**** Records for the exercise ****

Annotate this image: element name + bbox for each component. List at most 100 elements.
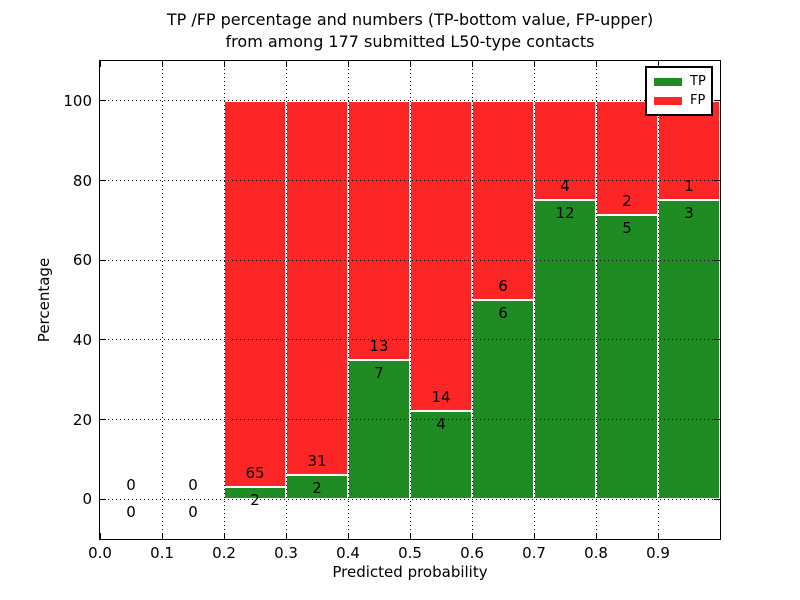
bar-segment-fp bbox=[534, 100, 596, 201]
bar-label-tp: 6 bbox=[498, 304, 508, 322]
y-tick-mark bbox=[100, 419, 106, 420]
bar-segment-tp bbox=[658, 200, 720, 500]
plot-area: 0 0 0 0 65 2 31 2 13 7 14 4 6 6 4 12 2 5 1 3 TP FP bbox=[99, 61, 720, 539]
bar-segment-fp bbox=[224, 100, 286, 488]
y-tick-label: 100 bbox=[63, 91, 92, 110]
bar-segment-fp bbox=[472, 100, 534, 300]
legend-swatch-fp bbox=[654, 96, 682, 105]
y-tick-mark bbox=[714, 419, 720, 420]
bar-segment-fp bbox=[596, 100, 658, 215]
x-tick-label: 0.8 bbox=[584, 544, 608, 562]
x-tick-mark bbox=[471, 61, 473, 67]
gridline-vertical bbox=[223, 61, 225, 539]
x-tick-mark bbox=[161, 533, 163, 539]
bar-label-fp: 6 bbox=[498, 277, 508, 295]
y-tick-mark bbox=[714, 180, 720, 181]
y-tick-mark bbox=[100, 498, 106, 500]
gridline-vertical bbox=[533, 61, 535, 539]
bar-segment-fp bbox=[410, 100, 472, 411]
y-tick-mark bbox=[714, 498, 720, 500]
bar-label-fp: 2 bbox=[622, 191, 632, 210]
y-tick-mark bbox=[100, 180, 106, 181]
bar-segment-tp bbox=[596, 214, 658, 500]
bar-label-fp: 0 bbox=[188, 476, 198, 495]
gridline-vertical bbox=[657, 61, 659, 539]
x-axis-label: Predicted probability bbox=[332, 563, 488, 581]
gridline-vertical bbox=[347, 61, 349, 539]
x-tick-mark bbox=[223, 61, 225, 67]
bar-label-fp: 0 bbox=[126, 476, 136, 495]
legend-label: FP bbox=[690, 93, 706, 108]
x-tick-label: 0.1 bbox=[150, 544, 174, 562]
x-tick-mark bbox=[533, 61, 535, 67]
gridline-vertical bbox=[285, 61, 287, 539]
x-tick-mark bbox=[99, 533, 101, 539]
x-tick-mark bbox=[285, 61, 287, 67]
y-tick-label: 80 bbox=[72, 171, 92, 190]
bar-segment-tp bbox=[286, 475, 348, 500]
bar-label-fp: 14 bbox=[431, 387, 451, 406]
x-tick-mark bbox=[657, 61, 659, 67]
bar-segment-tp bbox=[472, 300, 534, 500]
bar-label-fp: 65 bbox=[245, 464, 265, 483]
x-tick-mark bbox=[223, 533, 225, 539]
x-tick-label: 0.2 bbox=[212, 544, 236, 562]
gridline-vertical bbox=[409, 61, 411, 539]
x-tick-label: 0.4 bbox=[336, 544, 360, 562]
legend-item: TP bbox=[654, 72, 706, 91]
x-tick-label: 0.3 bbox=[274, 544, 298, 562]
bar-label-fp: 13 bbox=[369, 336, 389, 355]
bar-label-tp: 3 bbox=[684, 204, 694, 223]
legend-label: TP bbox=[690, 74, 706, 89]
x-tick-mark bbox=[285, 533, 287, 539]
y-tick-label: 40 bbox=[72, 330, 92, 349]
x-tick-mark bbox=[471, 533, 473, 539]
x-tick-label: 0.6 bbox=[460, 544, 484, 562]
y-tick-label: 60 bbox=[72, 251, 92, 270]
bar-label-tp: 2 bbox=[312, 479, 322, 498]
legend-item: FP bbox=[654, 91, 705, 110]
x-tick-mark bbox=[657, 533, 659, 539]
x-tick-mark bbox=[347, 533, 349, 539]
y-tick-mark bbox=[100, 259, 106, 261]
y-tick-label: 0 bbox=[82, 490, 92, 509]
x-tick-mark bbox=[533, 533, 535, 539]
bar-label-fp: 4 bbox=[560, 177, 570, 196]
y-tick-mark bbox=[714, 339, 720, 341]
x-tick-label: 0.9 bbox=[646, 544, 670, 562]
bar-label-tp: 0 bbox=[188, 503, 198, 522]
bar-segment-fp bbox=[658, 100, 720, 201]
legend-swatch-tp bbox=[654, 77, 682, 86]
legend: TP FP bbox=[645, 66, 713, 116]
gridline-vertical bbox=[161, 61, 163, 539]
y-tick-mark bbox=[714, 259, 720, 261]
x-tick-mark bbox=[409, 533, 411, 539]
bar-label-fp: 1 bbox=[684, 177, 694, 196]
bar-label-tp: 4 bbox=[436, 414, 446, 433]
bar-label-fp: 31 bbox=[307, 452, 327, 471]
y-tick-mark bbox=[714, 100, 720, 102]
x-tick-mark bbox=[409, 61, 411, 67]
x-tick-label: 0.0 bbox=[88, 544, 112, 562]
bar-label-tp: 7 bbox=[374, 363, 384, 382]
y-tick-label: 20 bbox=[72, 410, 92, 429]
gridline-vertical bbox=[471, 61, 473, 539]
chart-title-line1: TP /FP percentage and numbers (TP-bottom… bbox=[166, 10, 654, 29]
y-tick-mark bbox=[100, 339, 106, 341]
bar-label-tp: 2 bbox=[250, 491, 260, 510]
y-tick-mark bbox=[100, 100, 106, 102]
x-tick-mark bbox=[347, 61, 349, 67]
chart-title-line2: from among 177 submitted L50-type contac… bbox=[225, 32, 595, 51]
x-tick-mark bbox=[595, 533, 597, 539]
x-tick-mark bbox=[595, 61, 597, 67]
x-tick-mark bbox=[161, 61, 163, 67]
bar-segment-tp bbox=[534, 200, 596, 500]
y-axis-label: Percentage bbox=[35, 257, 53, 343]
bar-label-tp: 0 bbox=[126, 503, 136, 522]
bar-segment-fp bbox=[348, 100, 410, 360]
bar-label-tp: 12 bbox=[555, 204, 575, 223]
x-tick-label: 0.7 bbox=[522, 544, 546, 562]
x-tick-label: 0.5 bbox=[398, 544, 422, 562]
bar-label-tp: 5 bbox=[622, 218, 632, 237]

****
**** Records for the exercise ****

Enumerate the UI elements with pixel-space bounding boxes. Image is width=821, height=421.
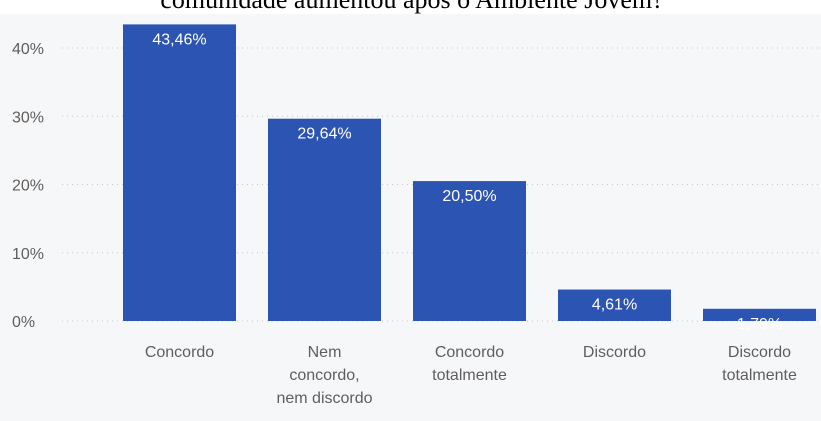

****
**** Records for the exercise ****

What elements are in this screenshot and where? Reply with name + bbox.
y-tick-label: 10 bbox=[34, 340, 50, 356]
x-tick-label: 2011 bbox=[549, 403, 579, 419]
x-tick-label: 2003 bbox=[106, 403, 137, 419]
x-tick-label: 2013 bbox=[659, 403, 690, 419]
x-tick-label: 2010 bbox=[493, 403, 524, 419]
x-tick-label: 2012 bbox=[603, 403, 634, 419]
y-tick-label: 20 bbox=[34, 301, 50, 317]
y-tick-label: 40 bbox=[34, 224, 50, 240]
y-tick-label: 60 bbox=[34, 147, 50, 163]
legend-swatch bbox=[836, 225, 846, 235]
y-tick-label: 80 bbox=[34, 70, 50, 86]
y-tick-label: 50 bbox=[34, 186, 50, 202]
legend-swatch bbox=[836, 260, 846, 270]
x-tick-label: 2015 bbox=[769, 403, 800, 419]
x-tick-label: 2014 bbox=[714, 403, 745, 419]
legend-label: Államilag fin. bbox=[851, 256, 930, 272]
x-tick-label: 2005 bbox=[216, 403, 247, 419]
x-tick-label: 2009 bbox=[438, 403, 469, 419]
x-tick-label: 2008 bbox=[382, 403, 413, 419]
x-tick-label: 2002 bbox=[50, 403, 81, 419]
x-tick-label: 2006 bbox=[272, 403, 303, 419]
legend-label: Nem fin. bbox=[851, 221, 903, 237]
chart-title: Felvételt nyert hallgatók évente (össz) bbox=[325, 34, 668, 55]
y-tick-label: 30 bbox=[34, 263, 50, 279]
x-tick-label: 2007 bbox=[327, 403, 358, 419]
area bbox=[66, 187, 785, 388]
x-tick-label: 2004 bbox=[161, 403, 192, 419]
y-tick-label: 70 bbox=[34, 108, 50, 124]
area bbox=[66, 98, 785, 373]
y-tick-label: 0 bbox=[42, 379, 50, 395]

****

Copy out every line from the one containing "Annotate this image: element" down to the one containing "bar-segment-fp bbox=[472, 100, 534, 300]", both included, and omit the pictures.

Annotate this image: element name + bbox for each component. List at most 100 elements.
bar-segment-fp bbox=[534, 100, 596, 201]
bar-label-tp: 6 bbox=[498, 304, 508, 322]
y-tick-mark bbox=[100, 419, 106, 420]
bar-segment-tp bbox=[658, 200, 720, 500]
plot-area: 0 0 0 0 65 2 31 2 13 7 14 4 6 6 4 12 2 5 1 3 TP FP bbox=[99, 61, 720, 539]
bar-segment-fp bbox=[224, 100, 286, 488]
y-tick-label: 100 bbox=[63, 91, 92, 110]
bar-segment-fp bbox=[472, 100, 534, 300]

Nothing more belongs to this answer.